Set problem: Write only the number of lines in the records beneath that hold "folder".

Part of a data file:
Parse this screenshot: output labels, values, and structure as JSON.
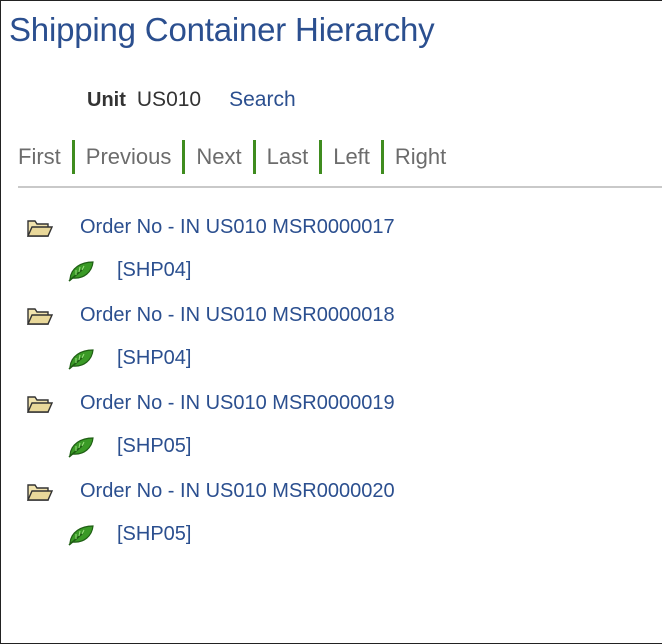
{
  "header": {
    "title": "Shipping Container Hierarchy"
  },
  "unit": {
    "label": "Unit",
    "value": "US010",
    "search_label": "Search"
  },
  "nav": {
    "first": "First",
    "previous": "Previous",
    "next": "Next",
    "last": "Last",
    "left": "Left",
    "right": "Right"
  },
  "tree": {
    "orders": [
      {
        "label": "Order No - IN US010 MSR0000017",
        "container": "[SHP04]"
      },
      {
        "label": "Order No - IN US010 MSR0000018",
        "container": "[SHP04]"
      },
      {
        "label": "Order No - IN US010 MSR0000019",
        "container": "[SHP05]"
      },
      {
        "label": "Order No - IN US010 MSR0000020",
        "container": "[SHP05]"
      }
    ]
  },
  "icons": {
    "folder": "open-folder-icon",
    "leaf": "leaf-icon"
  },
  "colors": {
    "link": "#2b4f8f",
    "separator": "#3f8c1f",
    "leaf": "#3a9a26",
    "folder": "#e9d89a"
  }
}
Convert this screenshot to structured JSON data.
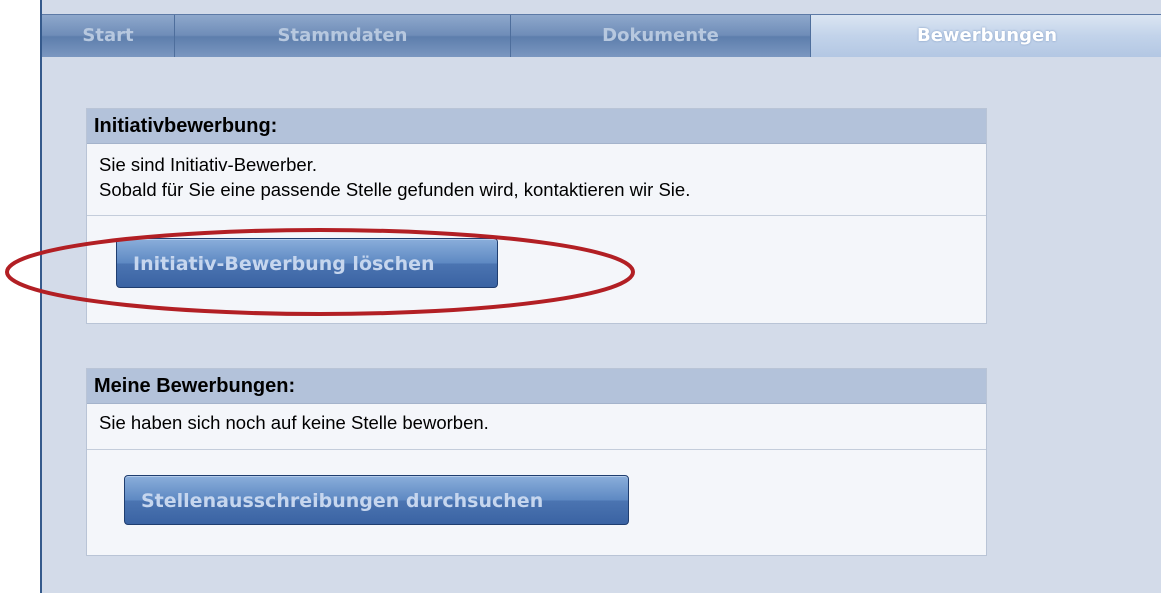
{
  "tabs": [
    {
      "label": "Start",
      "active": false
    },
    {
      "label": "Stammdaten",
      "active": false
    },
    {
      "label": "Dokumente",
      "active": false
    },
    {
      "label": "Bewerbungen",
      "active": true
    }
  ],
  "initiative": {
    "heading": "Initiativbewerbung:",
    "line1": "Sie sind Initiativ-Bewerber.",
    "line2": "Sobald für Sie eine passende Stelle gefunden wird, kontaktieren wir Sie.",
    "button_label": "Initiativ-Bewerbung löschen"
  },
  "applications": {
    "heading": "Meine Bewerbungen:",
    "line1": "Sie haben sich noch auf keine Stelle beworben.",
    "button_label": "Stellenausschreibungen durchsuchen"
  },
  "colors": {
    "annotation": "#b21f24",
    "tab_bar": "#6f8db8",
    "panel_header": "#b3c2da",
    "button": "#4b74b1"
  }
}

Reply: 2